Spatial layout data
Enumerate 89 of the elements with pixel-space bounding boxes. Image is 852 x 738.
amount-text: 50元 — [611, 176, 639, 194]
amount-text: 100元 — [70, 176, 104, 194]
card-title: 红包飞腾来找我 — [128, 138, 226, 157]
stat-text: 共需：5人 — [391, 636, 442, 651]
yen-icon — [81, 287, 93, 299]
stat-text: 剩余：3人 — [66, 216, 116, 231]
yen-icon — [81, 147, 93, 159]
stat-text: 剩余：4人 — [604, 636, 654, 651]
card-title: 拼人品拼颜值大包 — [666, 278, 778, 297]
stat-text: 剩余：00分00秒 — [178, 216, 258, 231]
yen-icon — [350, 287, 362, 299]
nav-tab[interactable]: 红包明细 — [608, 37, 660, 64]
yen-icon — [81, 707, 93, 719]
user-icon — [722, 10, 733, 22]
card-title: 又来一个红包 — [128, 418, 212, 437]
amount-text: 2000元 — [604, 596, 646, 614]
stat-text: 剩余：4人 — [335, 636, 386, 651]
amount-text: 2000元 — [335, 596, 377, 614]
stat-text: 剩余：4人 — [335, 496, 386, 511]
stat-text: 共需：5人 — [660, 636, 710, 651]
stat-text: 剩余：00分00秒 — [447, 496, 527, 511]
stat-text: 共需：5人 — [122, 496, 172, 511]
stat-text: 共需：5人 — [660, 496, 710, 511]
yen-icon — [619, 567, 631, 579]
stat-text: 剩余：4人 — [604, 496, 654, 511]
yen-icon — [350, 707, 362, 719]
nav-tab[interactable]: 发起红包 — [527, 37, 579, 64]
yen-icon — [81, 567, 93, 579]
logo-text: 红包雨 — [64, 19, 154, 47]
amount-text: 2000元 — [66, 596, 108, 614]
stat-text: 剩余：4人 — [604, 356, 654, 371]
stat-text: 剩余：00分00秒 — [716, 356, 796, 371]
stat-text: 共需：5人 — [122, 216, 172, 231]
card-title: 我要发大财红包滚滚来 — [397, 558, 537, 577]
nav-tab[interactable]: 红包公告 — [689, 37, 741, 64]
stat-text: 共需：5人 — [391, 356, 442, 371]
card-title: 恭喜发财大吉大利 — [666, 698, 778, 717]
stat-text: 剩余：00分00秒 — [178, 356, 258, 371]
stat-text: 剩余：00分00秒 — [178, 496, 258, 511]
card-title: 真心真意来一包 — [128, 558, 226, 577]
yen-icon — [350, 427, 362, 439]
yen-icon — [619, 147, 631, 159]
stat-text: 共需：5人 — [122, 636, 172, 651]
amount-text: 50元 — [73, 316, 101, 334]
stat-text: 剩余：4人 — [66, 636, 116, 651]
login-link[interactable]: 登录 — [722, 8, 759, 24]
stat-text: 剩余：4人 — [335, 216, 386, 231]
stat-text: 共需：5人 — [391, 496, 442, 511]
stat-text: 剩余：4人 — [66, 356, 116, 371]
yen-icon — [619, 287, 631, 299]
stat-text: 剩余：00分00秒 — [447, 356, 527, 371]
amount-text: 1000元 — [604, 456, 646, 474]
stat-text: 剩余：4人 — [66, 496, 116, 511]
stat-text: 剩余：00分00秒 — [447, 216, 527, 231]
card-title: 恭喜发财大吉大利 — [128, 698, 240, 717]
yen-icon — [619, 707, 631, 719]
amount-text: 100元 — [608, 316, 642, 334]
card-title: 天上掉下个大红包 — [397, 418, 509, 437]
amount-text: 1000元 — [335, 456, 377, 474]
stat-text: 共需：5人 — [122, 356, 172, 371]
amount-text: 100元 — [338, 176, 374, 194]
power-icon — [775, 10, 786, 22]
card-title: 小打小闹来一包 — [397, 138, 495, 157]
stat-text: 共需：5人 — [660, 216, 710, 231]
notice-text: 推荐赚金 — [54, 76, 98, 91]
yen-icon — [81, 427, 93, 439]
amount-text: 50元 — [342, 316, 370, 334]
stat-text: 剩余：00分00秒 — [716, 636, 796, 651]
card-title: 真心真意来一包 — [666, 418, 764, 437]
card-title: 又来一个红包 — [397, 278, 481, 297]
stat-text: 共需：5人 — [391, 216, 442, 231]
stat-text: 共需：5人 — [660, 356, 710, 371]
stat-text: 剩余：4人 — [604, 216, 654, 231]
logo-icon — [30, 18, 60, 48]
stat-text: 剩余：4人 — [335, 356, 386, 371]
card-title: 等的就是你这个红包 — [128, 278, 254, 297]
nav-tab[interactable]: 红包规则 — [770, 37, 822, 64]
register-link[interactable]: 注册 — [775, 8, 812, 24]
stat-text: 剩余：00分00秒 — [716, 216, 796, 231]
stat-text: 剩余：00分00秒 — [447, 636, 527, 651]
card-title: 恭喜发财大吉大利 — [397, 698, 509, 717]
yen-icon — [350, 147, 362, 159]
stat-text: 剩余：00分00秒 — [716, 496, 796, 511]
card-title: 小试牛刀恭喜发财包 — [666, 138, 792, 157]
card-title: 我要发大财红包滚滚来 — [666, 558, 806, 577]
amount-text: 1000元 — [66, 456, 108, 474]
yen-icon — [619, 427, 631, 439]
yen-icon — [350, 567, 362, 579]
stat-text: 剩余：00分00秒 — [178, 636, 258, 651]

WHAT TO DO:
Please copy all of the material above line for line, with no changes.

FINAL ANSWER:
Enumerate 89 of the elements with pixel-space bounding boxes. Image is 852 x 738.
amount-text: 50元 — [611, 176, 639, 194]
amount-text: 100元 — [70, 176, 104, 194]
card-title: 红包飞腾来找我 — [128, 138, 226, 157]
stat-text: 共需：5人 — [391, 636, 442, 651]
yen-icon — [81, 287, 93, 299]
stat-text: 剩余：3人 — [66, 216, 116, 231]
yen-icon — [81, 147, 93, 159]
stat-text: 剩余：4人 — [604, 636, 654, 651]
card-title: 拼人品拼颜值大包 — [666, 278, 778, 297]
stat-text: 剩余：00分00秒 — [178, 216, 258, 231]
yen-icon — [350, 287, 362, 299]
nav-tab[interactable]: 红包明细 — [608, 37, 660, 64]
yen-icon — [81, 707, 93, 719]
user-icon — [722, 10, 733, 22]
card-title: 又来一个红包 — [128, 418, 212, 437]
amount-text: 2000元 — [604, 596, 646, 614]
stat-text: 剩余：4人 — [335, 636, 386, 651]
amount-text: 2000元 — [335, 596, 377, 614]
stat-text: 剩余：4人 — [335, 496, 386, 511]
stat-text: 共需：5人 — [660, 636, 710, 651]
stat-text: 剩余：00分00秒 — [447, 496, 527, 511]
stat-text: 共需：5人 — [122, 496, 172, 511]
stat-text: 共需：5人 — [660, 496, 710, 511]
yen-icon — [619, 567, 631, 579]
stat-text: 剩余：4人 — [604, 496, 654, 511]
yen-icon — [350, 707, 362, 719]
nav-tab[interactable]: 发起红包 — [527, 37, 579, 64]
yen-icon — [81, 567, 93, 579]
logo-text: 红包雨 — [64, 19, 154, 47]
amount-text: 2000元 — [66, 596, 108, 614]
stat-text: 剩余：4人 — [604, 356, 654, 371]
stat-text: 剩余：00分00秒 — [716, 356, 796, 371]
stat-text: 共需：5人 — [122, 216, 172, 231]
card-title: 我要发大财红包滚滚来 — [397, 558, 537, 577]
nav-tab[interactable]: 红包公告 — [689, 37, 741, 64]
stat-text: 共需：5人 — [391, 356, 442, 371]
card-title: 恭喜发财大吉大利 — [666, 698, 778, 717]
stat-text: 剩余：00分00秒 — [178, 356, 258, 371]
stat-text: 剩余：00分00秒 — [178, 496, 258, 511]
card-title: 真心真意来一包 — [128, 558, 226, 577]
yen-icon — [350, 427, 362, 439]
yen-icon — [619, 147, 631, 159]
stat-text: 共需：5人 — [122, 636, 172, 651]
amount-text: 50元 — [73, 316, 101, 334]
stat-text: 剩余：4人 — [66, 636, 116, 651]
login-link[interactable]: 登录 — [722, 8, 759, 24]
stat-text: 剩余：4人 — [335, 216, 386, 231]
stat-text: 共需：5人 — [391, 496, 442, 511]
stat-text: 剩余：4人 — [66, 356, 116, 371]
yen-icon — [619, 287, 631, 299]
stat-text: 剩余：00分00秒 — [447, 356, 527, 371]
amount-text: 1000元 — [604, 456, 646, 474]
stat-text: 剩余：4人 — [66, 496, 116, 511]
stat-text: 剩余：00分00秒 — [447, 216, 527, 231]
card-title: 恭喜发财大吉大利 — [128, 698, 240, 717]
yen-icon — [619, 707, 631, 719]
amount-text: 100元 — [608, 316, 642, 334]
card-title: 天上掉下个大红包 — [397, 418, 509, 437]
amount-text: 1000元 — [335, 456, 377, 474]
stat-text: 共需：5人 — [122, 356, 172, 371]
amount-text: 100元 — [338, 176, 374, 194]
power-icon — [775, 10, 786, 22]
card-title: 小打小闹来一包 — [397, 138, 495, 157]
stat-text: 共需：5人 — [660, 216, 710, 231]
notice-text: 推荐赚金 — [54, 76, 98, 91]
yen-icon — [81, 427, 93, 439]
amount-text: 50元 — [342, 316, 370, 334]
stat-text: 剩余：00分00秒 — [716, 636, 796, 651]
card-title: 真心真意来一包 — [666, 418, 764, 437]
card-title: 又来一个红包 — [397, 278, 481, 297]
stat-text: 共需：5人 — [391, 216, 442, 231]
stat-text: 共需：5人 — [660, 356, 710, 371]
stat-text: 剩余：4人 — [604, 216, 654, 231]
logo-icon — [30, 18, 60, 48]
stat-text: 剩余：4人 — [335, 356, 386, 371]
card-title: 等的就是你这个红包 — [128, 278, 254, 297]
nav-tab[interactable]: 红包规则 — [770, 37, 822, 64]
register-link[interactable]: 注册 — [775, 8, 812, 24]
stat-text: 剩余：00分00秒 — [716, 216, 796, 231]
stat-text: 剩余：00分00秒 — [447, 636, 527, 651]
card-title: 恭喜发财大吉大利 — [397, 698, 509, 717]
yen-icon — [350, 147, 362, 159]
stat-text: 剩余：00分00秒 — [716, 496, 796, 511]
card-title: 小试牛刀恭喜发财包 — [666, 138, 792, 157]
card-title: 我要发大财红包滚滚来 — [666, 558, 806, 577]
amount-text: 1000元 — [66, 456, 108, 474]
yen-icon — [619, 427, 631, 439]
yen-icon — [350, 567, 362, 579]
stat-text: 剩余：00分00秒 — [178, 636, 258, 651]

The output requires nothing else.